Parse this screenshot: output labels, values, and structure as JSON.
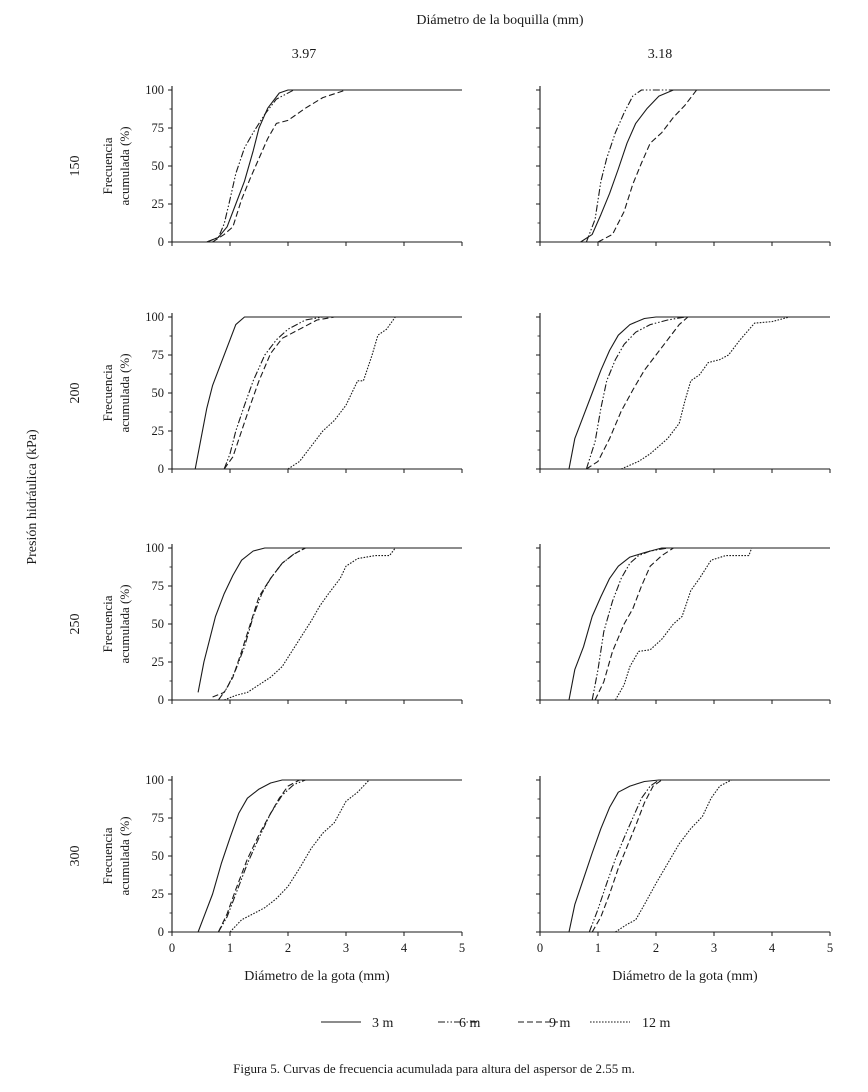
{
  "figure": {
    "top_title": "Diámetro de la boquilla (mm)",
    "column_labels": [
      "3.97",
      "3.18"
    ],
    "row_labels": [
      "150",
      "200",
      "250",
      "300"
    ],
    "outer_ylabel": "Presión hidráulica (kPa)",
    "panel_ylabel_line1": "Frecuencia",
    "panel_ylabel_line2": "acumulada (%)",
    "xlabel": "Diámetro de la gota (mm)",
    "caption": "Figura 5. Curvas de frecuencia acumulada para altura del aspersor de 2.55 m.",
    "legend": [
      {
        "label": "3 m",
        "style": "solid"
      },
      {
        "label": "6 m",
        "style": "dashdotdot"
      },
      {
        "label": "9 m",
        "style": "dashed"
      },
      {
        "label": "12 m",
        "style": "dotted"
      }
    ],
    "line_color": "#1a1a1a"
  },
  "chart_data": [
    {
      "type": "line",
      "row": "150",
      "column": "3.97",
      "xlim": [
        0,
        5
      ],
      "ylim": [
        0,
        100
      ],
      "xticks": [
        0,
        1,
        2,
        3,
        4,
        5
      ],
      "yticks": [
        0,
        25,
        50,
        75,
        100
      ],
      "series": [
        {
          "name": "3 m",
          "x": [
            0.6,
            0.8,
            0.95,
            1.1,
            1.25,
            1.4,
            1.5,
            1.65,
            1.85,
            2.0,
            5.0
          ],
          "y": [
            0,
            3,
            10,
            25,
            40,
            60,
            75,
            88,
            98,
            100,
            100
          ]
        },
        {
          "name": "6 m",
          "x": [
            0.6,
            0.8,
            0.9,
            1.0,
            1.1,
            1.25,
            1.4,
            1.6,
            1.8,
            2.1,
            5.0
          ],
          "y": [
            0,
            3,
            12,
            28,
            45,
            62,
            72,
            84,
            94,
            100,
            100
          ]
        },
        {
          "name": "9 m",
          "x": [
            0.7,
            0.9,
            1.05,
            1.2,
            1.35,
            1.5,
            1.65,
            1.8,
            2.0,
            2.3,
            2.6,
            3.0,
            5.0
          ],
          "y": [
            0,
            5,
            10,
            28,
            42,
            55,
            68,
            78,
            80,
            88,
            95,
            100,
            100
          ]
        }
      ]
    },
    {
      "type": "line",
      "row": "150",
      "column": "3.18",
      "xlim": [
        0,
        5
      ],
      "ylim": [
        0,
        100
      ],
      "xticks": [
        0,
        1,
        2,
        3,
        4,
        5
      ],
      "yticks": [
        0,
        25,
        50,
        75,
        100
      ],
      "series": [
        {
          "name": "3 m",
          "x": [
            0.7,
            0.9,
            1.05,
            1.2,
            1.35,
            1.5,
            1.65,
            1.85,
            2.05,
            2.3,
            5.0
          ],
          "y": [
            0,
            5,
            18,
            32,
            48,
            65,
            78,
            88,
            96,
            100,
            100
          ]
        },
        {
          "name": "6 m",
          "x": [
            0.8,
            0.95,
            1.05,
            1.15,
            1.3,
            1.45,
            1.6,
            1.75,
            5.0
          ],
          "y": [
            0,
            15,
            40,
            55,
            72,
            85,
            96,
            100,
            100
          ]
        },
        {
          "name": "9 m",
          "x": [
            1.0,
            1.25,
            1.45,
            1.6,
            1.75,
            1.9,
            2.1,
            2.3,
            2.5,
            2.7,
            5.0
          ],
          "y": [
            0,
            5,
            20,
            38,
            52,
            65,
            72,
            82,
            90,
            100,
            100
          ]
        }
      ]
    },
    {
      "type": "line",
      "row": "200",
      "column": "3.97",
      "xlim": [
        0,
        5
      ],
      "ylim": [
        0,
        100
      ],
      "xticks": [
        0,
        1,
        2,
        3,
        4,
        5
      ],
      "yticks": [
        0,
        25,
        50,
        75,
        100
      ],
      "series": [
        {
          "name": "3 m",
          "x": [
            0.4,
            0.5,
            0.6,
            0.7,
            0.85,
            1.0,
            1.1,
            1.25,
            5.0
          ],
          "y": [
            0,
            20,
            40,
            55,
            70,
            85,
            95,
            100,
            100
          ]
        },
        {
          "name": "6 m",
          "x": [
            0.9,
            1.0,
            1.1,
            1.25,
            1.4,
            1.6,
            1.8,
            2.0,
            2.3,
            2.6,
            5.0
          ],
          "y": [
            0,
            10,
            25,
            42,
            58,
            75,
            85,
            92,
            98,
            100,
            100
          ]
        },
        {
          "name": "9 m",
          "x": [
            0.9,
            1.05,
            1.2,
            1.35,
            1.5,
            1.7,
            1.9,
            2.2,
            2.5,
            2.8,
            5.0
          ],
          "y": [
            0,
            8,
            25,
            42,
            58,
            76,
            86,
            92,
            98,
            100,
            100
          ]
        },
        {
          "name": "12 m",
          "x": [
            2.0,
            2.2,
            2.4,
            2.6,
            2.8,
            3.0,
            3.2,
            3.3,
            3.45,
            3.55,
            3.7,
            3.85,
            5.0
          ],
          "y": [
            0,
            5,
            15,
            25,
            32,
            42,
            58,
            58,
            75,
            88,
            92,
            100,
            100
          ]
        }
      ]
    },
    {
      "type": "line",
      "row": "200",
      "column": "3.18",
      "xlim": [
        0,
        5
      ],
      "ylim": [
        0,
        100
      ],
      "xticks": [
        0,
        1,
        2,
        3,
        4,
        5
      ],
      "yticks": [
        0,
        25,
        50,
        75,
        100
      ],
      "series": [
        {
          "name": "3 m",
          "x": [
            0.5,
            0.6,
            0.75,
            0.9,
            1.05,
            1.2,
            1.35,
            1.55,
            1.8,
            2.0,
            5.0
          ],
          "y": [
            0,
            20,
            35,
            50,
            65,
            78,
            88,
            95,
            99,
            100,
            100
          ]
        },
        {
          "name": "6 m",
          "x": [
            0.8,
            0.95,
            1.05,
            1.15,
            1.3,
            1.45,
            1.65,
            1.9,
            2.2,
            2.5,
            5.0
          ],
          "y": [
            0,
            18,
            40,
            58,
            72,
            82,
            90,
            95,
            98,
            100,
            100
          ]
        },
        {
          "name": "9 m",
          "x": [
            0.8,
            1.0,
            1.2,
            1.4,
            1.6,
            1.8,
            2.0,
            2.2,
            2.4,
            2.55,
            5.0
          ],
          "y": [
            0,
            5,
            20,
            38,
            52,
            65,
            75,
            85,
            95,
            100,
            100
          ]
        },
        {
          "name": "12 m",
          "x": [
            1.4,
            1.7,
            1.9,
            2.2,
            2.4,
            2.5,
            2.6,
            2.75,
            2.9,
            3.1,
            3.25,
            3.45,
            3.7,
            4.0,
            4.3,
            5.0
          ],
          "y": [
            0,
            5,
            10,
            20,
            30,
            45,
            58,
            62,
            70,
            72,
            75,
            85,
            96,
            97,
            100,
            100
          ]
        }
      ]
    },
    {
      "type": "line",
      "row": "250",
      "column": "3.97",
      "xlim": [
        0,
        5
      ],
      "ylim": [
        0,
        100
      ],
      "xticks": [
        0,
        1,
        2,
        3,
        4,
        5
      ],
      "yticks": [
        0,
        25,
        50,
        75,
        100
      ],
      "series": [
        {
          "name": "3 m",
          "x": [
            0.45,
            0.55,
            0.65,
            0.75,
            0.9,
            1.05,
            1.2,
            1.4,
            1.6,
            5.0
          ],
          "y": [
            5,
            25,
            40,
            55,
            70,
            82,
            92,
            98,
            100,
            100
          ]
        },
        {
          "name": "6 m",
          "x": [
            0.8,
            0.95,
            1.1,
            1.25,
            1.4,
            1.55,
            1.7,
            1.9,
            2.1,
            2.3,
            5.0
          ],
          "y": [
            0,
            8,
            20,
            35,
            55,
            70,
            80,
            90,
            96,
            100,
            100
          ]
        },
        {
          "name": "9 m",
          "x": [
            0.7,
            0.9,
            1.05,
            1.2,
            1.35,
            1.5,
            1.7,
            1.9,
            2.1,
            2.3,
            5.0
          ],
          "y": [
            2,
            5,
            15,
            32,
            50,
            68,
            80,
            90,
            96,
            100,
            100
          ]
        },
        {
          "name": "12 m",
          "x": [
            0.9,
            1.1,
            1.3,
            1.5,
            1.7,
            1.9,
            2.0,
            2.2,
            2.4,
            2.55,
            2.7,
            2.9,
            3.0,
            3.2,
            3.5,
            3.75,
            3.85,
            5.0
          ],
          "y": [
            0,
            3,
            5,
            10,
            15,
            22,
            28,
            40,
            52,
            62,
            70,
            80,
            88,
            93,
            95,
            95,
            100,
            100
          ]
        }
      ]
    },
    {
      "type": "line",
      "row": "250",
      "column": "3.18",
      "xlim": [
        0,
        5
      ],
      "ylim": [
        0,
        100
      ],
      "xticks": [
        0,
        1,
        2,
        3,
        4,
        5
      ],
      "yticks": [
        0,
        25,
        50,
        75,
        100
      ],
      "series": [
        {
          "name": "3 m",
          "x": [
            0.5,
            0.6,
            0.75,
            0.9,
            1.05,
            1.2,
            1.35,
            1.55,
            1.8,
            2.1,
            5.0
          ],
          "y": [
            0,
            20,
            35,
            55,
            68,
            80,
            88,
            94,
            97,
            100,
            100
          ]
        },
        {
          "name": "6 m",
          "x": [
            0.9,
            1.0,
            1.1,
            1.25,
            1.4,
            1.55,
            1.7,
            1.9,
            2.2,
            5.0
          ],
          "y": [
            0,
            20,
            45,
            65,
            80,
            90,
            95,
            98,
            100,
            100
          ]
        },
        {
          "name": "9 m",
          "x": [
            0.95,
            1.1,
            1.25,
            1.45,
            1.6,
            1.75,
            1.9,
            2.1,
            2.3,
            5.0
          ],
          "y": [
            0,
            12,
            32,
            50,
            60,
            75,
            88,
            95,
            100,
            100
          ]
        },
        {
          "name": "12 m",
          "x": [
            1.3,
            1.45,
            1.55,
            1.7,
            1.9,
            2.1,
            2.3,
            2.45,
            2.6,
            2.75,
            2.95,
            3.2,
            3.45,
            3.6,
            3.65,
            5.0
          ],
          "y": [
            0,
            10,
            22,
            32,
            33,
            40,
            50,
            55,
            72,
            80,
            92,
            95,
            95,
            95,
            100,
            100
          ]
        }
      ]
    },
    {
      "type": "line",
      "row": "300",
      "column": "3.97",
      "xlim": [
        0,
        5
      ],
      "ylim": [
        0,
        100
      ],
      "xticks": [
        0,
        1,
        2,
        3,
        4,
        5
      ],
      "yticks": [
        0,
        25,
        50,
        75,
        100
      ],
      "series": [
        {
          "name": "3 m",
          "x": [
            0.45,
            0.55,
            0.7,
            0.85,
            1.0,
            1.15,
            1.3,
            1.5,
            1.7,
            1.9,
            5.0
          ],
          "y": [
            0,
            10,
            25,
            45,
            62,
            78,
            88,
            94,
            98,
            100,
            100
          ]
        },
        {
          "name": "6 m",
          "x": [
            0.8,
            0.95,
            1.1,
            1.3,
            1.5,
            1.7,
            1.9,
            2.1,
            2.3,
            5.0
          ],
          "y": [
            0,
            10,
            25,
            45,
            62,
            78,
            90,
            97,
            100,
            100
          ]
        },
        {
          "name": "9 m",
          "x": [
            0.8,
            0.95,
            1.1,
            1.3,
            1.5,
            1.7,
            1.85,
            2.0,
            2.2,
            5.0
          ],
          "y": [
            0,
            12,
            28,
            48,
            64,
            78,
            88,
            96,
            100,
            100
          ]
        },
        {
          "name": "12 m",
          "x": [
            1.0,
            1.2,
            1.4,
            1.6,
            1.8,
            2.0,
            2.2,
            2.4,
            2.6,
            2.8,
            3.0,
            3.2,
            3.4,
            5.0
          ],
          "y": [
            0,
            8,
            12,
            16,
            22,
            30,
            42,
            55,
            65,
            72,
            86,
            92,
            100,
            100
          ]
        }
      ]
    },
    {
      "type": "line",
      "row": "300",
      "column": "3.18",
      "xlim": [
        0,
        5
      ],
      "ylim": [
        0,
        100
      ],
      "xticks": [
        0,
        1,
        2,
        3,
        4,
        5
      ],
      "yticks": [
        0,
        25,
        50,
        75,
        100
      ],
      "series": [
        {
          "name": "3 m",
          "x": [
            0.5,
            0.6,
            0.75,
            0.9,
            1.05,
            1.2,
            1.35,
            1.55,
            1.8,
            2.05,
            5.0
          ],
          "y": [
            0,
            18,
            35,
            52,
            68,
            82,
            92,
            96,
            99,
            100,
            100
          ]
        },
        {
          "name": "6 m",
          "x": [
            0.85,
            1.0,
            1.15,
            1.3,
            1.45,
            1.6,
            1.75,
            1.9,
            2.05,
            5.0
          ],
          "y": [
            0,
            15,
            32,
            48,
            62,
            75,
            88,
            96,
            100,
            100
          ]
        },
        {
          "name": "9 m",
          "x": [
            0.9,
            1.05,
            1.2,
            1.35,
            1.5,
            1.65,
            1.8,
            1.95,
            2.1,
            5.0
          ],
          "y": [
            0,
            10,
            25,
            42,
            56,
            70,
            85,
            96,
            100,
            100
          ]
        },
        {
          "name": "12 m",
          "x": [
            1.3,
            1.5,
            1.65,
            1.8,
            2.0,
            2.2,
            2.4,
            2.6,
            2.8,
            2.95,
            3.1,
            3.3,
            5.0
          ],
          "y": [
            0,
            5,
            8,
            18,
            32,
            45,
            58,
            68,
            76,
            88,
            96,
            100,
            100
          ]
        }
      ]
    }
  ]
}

---------------

Which lines hold the word "acumulada"? Copy each of them from the records.

Answer to this problem:
    "panel_ylabel_line2": "acumulada (%)",
    "caption": "Figura 5. Curvas de frecuencia acumulada para altura del aspersor de 2.55 m.",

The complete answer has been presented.